___ Supplied data ___

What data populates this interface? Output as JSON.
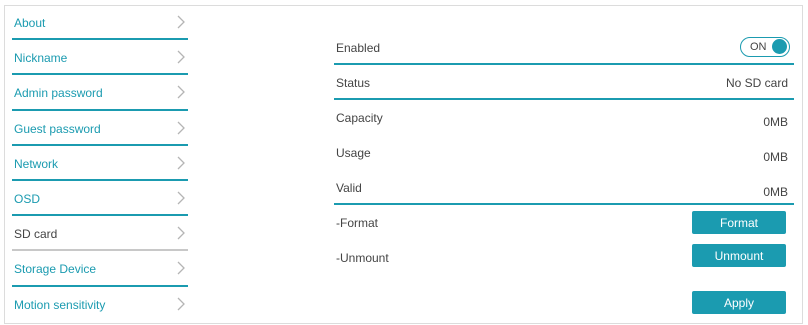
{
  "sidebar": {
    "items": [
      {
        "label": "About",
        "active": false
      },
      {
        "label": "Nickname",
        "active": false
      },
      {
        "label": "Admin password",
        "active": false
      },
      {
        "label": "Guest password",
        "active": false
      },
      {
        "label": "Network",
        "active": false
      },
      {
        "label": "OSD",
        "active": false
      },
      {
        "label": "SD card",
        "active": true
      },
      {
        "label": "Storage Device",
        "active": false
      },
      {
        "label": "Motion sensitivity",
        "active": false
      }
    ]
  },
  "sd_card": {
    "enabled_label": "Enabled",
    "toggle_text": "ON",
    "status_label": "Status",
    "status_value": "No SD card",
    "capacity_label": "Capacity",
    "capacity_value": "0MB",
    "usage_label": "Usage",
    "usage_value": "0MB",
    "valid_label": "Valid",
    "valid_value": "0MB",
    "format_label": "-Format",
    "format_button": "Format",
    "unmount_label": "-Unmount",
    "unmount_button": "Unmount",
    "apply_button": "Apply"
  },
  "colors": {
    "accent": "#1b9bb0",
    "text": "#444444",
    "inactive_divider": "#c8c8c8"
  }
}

___

Reproduce every entry word for word, but omit the pictures.

What data populates this interface? Output as JSON.
{
  "sidebar": {
    "items": [
      {
        "label": "About",
        "active": false
      },
      {
        "label": "Nickname",
        "active": false
      },
      {
        "label": "Admin password",
        "active": false
      },
      {
        "label": "Guest password",
        "active": false
      },
      {
        "label": "Network",
        "active": false
      },
      {
        "label": "OSD",
        "active": false
      },
      {
        "label": "SD card",
        "active": true
      },
      {
        "label": "Storage Device",
        "active": false
      },
      {
        "label": "Motion sensitivity",
        "active": false
      }
    ]
  },
  "sd_card": {
    "enabled_label": "Enabled",
    "toggle_text": "ON",
    "status_label": "Status",
    "status_value": "No SD card",
    "capacity_label": "Capacity",
    "capacity_value": "0MB",
    "usage_label": "Usage",
    "usage_value": "0MB",
    "valid_label": "Valid",
    "valid_value": "0MB",
    "format_label": "-Format",
    "format_button": "Format",
    "unmount_label": "-Unmount",
    "unmount_button": "Unmount",
    "apply_button": "Apply"
  },
  "colors": {
    "accent": "#1b9bb0",
    "text": "#444444",
    "inactive_divider": "#c8c8c8"
  }
}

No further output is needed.